▶ _What you have to do_
Reproduce all of the records exactly.

Collected data:

## Begin

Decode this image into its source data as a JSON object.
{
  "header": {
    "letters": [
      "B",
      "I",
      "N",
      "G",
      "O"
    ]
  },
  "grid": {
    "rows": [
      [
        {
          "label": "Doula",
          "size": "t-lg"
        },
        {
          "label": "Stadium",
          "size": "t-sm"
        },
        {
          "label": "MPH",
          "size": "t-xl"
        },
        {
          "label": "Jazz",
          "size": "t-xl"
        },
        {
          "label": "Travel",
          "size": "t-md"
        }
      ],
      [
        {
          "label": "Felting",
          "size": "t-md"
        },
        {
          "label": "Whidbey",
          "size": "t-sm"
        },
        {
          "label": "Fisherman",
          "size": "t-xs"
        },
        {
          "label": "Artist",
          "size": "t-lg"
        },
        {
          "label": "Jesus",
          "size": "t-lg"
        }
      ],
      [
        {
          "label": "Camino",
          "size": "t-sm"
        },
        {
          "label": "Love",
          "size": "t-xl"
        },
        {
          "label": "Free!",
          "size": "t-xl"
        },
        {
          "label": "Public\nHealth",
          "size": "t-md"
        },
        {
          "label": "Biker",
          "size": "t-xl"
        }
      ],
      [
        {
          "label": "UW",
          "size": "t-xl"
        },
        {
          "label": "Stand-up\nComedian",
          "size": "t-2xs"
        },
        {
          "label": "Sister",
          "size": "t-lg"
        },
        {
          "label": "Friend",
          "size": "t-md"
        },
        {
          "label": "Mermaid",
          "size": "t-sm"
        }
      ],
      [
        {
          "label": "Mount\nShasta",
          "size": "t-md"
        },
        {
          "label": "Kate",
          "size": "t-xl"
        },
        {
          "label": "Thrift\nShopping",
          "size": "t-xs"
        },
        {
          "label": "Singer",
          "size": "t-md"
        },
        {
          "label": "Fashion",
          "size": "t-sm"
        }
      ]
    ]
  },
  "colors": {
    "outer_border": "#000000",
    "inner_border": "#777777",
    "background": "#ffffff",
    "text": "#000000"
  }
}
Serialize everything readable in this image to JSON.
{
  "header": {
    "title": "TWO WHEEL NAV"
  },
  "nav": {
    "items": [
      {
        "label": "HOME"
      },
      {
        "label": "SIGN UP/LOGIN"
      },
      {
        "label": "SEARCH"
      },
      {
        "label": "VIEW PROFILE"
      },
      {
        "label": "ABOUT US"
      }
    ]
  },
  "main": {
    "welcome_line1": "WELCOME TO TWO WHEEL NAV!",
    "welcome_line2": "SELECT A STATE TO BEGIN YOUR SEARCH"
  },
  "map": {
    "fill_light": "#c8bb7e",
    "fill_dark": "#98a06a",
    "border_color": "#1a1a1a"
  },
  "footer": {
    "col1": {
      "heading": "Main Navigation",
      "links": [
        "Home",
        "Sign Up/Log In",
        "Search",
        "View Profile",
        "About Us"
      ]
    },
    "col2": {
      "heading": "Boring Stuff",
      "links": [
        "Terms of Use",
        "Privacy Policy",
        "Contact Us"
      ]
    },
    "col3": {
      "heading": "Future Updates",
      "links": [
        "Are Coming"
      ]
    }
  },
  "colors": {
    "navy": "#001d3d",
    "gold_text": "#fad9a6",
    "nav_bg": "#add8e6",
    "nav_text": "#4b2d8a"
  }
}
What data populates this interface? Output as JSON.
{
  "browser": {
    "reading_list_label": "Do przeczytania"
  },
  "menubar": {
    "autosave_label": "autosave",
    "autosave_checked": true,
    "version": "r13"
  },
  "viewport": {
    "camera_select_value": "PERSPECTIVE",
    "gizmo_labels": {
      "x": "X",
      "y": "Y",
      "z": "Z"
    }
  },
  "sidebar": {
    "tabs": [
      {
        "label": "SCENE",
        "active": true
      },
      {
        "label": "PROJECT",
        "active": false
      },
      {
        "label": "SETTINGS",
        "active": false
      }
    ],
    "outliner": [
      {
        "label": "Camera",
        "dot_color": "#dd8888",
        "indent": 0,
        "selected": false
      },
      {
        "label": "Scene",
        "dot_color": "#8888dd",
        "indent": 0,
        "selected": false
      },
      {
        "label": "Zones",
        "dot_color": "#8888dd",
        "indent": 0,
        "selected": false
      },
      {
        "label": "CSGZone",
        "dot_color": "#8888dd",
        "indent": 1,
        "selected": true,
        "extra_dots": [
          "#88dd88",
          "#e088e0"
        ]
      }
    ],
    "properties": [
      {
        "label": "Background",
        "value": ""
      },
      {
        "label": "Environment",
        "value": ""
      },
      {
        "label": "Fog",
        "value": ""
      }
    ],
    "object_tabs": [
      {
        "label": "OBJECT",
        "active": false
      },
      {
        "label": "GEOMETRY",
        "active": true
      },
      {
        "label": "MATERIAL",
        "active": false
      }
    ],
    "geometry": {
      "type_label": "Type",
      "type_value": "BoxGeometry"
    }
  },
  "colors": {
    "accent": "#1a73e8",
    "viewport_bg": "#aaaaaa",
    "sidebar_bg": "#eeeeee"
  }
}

## End

▶ _Written answer_
Decode this image into its source data as a JSON object.
{
  "header": {
    "letters": [
      "B",
      "I",
      "N",
      "G",
      "O"
    ]
  },
  "grid": {
    "rows": [
      [
        {
          "label": "Doula",
          "size": "t-lg"
        },
        {
          "label": "Stadium",
          "size": "t-sm"
        },
        {
          "label": "MPH",
          "size": "t-xl"
        },
        {
          "label": "Jazz",
          "size": "t-xl"
        },
        {
          "label": "Travel",
          "size": "t-md"
        }
      ],
      [
        {
          "label": "Felting",
          "size": "t-md"
        },
        {
          "label": "Whidbey",
          "size": "t-sm"
        },
        {
          "label": "Fisherman",
          "size": "t-xs"
        },
        {
          "label": "Artist",
          "size": "t-lg"
        },
        {
          "label": "Jesus",
          "size": "t-lg"
        }
      ],
      [
        {
          "label": "Camino",
          "size": "t-sm"
        },
        {
          "label": "Love",
          "size": "t-xl"
        },
        {
          "label": "Free!",
          "size": "t-xl"
        },
        {
          "label": "Public\nHealth",
          "size": "t-md"
        },
        {
          "label": "Biker",
          "size": "t-xl"
        }
      ],
      [
        {
          "label": "UW",
          "size": "t-xl"
        },
        {
          "label": "Stand-up\nComedian",
          "size": "t-2xs"
        },
        {
          "label": "Sister",
          "size": "t-lg"
        },
        {
          "label": "Friend",
          "size": "t-md"
        },
        {
          "label": "Mermaid",
          "size": "t-sm"
        }
      ],
      [
        {
          "label": "Mount\nShasta",
          "size": "t-md"
        },
        {
          "label": "Kate",
          "size": "t-xl"
        },
        {
          "label": "Thrift\nShopping",
          "size": "t-xs"
        },
        {
          "label": "Singer",
          "size": "t-md"
        },
        {
          "label": "Fashion",
          "size": "t-sm"
        }
      ]
    ]
  },
  "colors": {
    "outer_border": "#000000",
    "inner_border": "#777777",
    "background": "#ffffff",
    "text": "#000000"
  }
}
Serialize everything readable in this image to JSON.
{
  "header": {
    "title": "TWO WHEEL NAV"
  },
  "nav": {
    "items": [
      {
        "label": "HOME"
      },
      {
        "label": "SIGN UP/LOGIN"
      },
      {
        "label": "SEARCH"
      },
      {
        "label": "VIEW PROFILE"
      },
      {
        "label": "ABOUT US"
      }
    ]
  },
  "main": {
    "welcome_line1": "WELCOME TO TWO WHEEL NAV!",
    "welcome_line2": "SELECT A STATE TO BEGIN YOUR SEARCH"
  },
  "map": {
    "fill_light": "#c8bb7e",
    "fill_dark": "#98a06a",
    "border_color": "#1a1a1a"
  },
  "footer": {
    "col1": {
      "heading": "Main Navigation",
      "links": [
        "Home",
        "Sign Up/Log In",
        "Search",
        "View Profile",
        "About Us"
      ]
    },
    "col2": {
      "heading": "Boring Stuff",
      "links": [
        "Terms of Use",
        "Privacy Policy",
        "Contact Us"
      ]
    },
    "col3": {
      "heading": "Future Updates",
      "links": [
        "Are Coming"
      ]
    }
  },
  "colors": {
    "navy": "#001d3d",
    "gold_text": "#fad9a6",
    "nav_bg": "#add8e6",
    "nav_text": "#4b2d8a"
  }
}
What data populates this interface? Output as JSON.
{
  "browser": {
    "reading_list_label": "Do przeczytania"
  },
  "menubar": {
    "autosave_label": "autosave",
    "autosave_checked": true,
    "version": "r13"
  },
  "viewport": {
    "camera_select_value": "PERSPECTIVE",
    "gizmo_labels": {
      "x": "X",
      "y": "Y",
      "z": "Z"
    }
  },
  "sidebar": {
    "tabs": [
      {
        "label": "SCENE",
        "active": true
      },
      {
        "label": "PROJECT",
        "active": false
      },
      {
        "label": "SETTINGS",
        "active": false
      }
    ],
    "outliner": [
      {
        "label": "Camera",
        "dot_color": "#dd8888",
        "indent": 0,
        "selected": false
      },
      {
        "label": "Scene",
        "dot_color": "#8888dd",
        "indent": 0,
        "selected": false
      },
      {
        "label": "Zones",
        "dot_color": "#8888dd",
        "indent": 0,
        "selected": false
      },
      {
        "label": "CSGZone",
        "dot_color": "#8888dd",
        "indent": 1,
        "selected": true,
        "extra_dots": [
          "#88dd88",
          "#e088e0"
        ]
      }
    ],
    "properties": [
      {
        "label": "Background",
        "value": ""
      },
      {
        "label": "Environment",
        "value": ""
      },
      {
        "label": "Fog",
        "value": ""
      }
    ],
    "object_tabs": [
      {
        "label": "OBJECT",
        "active": false
      },
      {
        "label": "GEOMETRY",
        "active": true
      },
      {
        "label": "MATERIAL",
        "active": false
      }
    ],
    "geometry": {
      "type_label": "Type",
      "type_value": "BoxGeometry"
    }
  },
  "colors": {
    "accent": "#1a73e8",
    "viewport_bg": "#aaaaaa",
    "sidebar_bg": "#eeeeee"
  }
}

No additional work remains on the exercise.